-- Requirement --
Give the listing below again in full, exactly as written.

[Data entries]
■ ■ ■ ■ ■ ■ ■

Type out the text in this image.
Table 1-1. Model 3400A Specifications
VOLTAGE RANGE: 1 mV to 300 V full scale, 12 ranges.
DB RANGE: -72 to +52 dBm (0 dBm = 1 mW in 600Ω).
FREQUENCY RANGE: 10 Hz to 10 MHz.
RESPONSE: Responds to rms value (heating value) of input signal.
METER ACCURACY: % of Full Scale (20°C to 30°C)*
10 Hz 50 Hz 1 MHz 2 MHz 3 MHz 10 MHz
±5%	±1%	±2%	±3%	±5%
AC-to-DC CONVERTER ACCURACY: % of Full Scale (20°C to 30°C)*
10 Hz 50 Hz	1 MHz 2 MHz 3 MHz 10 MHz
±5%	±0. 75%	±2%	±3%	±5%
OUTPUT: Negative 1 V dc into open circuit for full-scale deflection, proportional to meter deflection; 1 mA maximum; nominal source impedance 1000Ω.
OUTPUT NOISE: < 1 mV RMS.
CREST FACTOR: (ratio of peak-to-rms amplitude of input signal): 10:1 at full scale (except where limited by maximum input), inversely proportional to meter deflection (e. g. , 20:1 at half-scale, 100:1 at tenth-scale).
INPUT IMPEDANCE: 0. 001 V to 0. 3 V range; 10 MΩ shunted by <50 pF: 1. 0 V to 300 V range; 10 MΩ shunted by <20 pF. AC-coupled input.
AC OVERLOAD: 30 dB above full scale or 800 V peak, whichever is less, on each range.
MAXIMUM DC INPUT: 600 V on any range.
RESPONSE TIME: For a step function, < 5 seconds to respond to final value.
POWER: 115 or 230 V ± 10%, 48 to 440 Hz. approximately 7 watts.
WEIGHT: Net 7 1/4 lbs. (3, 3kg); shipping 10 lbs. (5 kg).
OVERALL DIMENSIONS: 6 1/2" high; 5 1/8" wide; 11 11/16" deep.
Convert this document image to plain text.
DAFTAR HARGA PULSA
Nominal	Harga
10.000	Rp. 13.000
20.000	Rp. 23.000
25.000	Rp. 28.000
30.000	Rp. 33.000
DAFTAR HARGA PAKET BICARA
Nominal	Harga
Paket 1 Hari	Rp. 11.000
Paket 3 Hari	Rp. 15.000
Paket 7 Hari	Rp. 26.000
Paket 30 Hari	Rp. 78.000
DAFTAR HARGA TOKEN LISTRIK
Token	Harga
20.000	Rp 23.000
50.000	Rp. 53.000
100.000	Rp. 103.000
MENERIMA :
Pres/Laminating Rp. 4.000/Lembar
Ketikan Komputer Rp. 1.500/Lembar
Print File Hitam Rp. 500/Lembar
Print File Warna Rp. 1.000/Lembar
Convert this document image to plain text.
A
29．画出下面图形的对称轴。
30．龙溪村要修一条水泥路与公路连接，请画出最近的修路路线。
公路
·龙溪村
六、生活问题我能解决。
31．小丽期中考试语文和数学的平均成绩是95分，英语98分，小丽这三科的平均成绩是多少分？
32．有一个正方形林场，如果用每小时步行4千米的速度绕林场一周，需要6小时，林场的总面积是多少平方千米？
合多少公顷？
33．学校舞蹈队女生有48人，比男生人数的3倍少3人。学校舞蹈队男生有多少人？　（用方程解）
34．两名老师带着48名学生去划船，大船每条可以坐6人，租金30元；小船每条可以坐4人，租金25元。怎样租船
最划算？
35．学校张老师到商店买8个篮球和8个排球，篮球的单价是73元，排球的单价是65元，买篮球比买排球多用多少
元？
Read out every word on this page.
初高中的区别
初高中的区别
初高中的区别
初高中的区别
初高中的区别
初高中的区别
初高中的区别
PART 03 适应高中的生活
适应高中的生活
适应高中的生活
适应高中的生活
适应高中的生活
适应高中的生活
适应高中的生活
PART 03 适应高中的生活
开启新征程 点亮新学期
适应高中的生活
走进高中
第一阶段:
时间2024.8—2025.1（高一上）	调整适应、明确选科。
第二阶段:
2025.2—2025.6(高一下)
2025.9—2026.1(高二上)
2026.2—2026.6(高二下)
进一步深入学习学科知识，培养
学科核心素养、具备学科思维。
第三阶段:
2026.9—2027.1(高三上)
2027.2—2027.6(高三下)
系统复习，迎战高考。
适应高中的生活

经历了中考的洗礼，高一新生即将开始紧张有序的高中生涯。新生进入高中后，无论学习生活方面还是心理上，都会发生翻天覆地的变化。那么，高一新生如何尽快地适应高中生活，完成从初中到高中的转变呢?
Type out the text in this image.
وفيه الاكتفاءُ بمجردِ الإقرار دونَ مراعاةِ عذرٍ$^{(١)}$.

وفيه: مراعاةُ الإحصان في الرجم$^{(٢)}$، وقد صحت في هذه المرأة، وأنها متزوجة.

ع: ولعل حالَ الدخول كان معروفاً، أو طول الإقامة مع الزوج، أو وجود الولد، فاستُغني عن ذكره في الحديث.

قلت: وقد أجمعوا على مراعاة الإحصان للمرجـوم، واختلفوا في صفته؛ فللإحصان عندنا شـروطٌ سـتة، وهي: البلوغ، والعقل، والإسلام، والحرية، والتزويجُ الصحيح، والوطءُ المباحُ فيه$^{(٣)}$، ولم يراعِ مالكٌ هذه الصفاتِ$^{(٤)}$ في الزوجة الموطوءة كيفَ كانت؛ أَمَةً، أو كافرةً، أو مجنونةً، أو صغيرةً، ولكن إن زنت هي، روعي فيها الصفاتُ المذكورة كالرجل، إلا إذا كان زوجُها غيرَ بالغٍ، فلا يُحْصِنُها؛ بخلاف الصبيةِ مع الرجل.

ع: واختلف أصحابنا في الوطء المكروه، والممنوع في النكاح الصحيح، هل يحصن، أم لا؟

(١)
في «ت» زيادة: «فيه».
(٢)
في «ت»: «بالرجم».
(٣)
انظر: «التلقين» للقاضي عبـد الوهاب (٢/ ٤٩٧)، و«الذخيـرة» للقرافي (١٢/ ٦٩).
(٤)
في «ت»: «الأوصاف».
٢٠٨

■ ■ ■ ■ ■ ■ ■

-- Finished exercise --
Type out the text in this image.
Table 1-1. Model 3400A Specifications
VOLTAGE RANGE: 1 mV to 300 V full scale, 12 ranges.
DB RANGE: -72 to +52 dBm (0 dBm = 1 mW in 600Ω).
FREQUENCY RANGE: 10 Hz to 10 MHz.
RESPONSE: Responds to rms value (heating value) of input signal.
METER ACCURACY: % of Full Scale (20°C to 30°C)*
10 Hz 50 Hz 1 MHz 2 MHz 3 MHz 10 MHz
±5%	±1%	±2%	±3%	±5%
AC-to-DC CONVERTER ACCURACY: % of Full Scale (20°C to 30°C)*
10 Hz 50 Hz	1 MHz 2 MHz 3 MHz 10 MHz
±5%	±0. 75%	±2%	±3%	±5%
OUTPUT: Negative 1 V dc into open circuit for full-scale deflection, proportional to meter deflection; 1 mA maximum; nominal source impedance 1000Ω.
OUTPUT NOISE: < 1 mV RMS.
CREST FACTOR: (ratio of peak-to-rms amplitude of input signal): 10:1 at full scale (except where limited by maximum input), inversely proportional to meter deflection (e. g. , 20:1 at half-scale, 100:1 at tenth-scale).
INPUT IMPEDANCE: 0. 001 V to 0. 3 V range; 10 MΩ shunted by <50 pF: 1. 0 V to 300 V range; 10 MΩ shunted by <20 pF. AC-coupled input.
AC OVERLOAD: 30 dB above full scale or 800 V peak, whichever is less, on each range.
MAXIMUM DC INPUT: 600 V on any range.
RESPONSE TIME: For a step function, < 5 seconds to respond to final value.
POWER: 115 or 230 V ± 10%, 48 to 440 Hz. approximately 7 watts.
WEIGHT: Net 7 1/4 lbs. (3, 3kg); shipping 10 lbs. (5 kg).
OVERALL DIMENSIONS: 6 1/2" high; 5 1/8" wide; 11 11/16" deep.
Convert this document image to plain text.
DAFTAR HARGA PULSA
Nominal	Harga
10.000	Rp. 13.000
20.000	Rp. 23.000
25.000	Rp. 28.000
30.000	Rp. 33.000
DAFTAR HARGA PAKET BICARA
Nominal	Harga
Paket 1 Hari	Rp. 11.000
Paket 3 Hari	Rp. 15.000
Paket 7 Hari	Rp. 26.000
Paket 30 Hari	Rp. 78.000
DAFTAR HARGA TOKEN LISTRIK
Token	Harga
20.000	Rp 23.000
50.000	Rp. 53.000
100.000	Rp. 103.000
MENERIMA :
Pres/Laminating Rp. 4.000/Lembar
Ketikan Komputer Rp. 1.500/Lembar
Print File Hitam Rp. 500/Lembar
Print File Warna Rp. 1.000/Lembar
Convert this document image to plain text.
A
29．画出下面图形的对称轴。
30．龙溪村要修一条水泥路与公路连接，请画出最近的修路路线。
公路
·龙溪村
六、生活问题我能解决。
31．小丽期中考试语文和数学的平均成绩是95分，英语98分，小丽这三科的平均成绩是多少分？
32．有一个正方形林场，如果用每小时步行4千米的速度绕林场一周，需要6小时，林场的总面积是多少平方千米？
合多少公顷？
33．学校舞蹈队女生有48人，比男生人数的3倍少3人。学校舞蹈队男生有多少人？　（用方程解）
34．两名老师带着48名学生去划船，大船每条可以坐6人，租金30元；小船每条可以坐4人，租金25元。怎样租船
最划算？
35．学校张老师到商店买8个篮球和8个排球，篮球的单价是73元，排球的单价是65元，买篮球比买排球多用多少
元？
Read out every word on this page.
初高中的区别
初高中的区别
初高中的区别
初高中的区别
初高中的区别
初高中的区别
初高中的区别
PART 03 适应高中的生活
适应高中的生活
适应高中的生活
适应高中的生活
适应高中的生活
适应高中的生活
适应高中的生活
PART 03 适应高中的生活
开启新征程 点亮新学期
适应高中的生活
走进高中
第一阶段:
时间2024.8—2025.1（高一上）	调整适应、明确选科。
第二阶段:
2025.2—2025.6(高一下)
2025.9—2026.1(高二上)
2026.2—2026.6(高二下)
进一步深入学习学科知识，培养
学科核心素养、具备学科思维。
第三阶段:
2026.9—2027.1(高三上)
2027.2—2027.6(高三下)
系统复习，迎战高考。
适应高中的生活

经历了中考的洗礼，高一新生即将开始紧张有序的高中生涯。新生进入高中后，无论学习生活方面还是心理上，都会发生翻天覆地的变化。那么，高一新生如何尽快地适应高中生活，完成从初中到高中的转变呢?
Type out the text in this image.
وفيه الاكتفاءُ بمجردِ الإقرار دونَ مراعاةِ عذرٍ$^{(١)}$.

وفيه: مراعاةُ الإحصان في الرجم$^{(٢)}$، وقد صحت في هذه المرأة، وأنها متزوجة.

ع: ولعل حالَ الدخول كان معروفاً، أو طول الإقامة مع الزوج، أو وجود الولد، فاستُغني عن ذكره في الحديث.

قلت: وقد أجمعوا على مراعاة الإحصان للمرجـوم، واختلفوا في صفته؛ فللإحصان عندنا شـروطٌ سـتة، وهي: البلوغ، والعقل، والإسلام، والحرية، والتزويجُ الصحيح، والوطءُ المباحُ فيه$^{(٣)}$، ولم يراعِ مالكٌ هذه الصفاتِ$^{(٤)}$ في الزوجة الموطوءة كيفَ كانت؛ أَمَةً، أو كافرةً، أو مجنونةً، أو صغيرةً، ولكن إن زنت هي، روعي فيها الصفاتُ المذكورة كالرجل، إلا إذا كان زوجُها غيرَ بالغٍ، فلا يُحْصِنُها؛ بخلاف الصبيةِ مع الرجل.

ع: واختلف أصحابنا في الوطء المكروه، والممنوع في النكاح الصحيح، هل يحصن، أم لا؟

(١)
في «ت» زيادة: «فيه».
(٢)
في «ت»: «بالرجم».
(٣)
انظر: «التلقين» للقاضي عبـد الوهاب (٢/ ٤٩٧)، و«الذخيـرة» للقرافي (١٢/ ٦٩).
(٤)
في «ت»: «الأوصاف».
٢٠٨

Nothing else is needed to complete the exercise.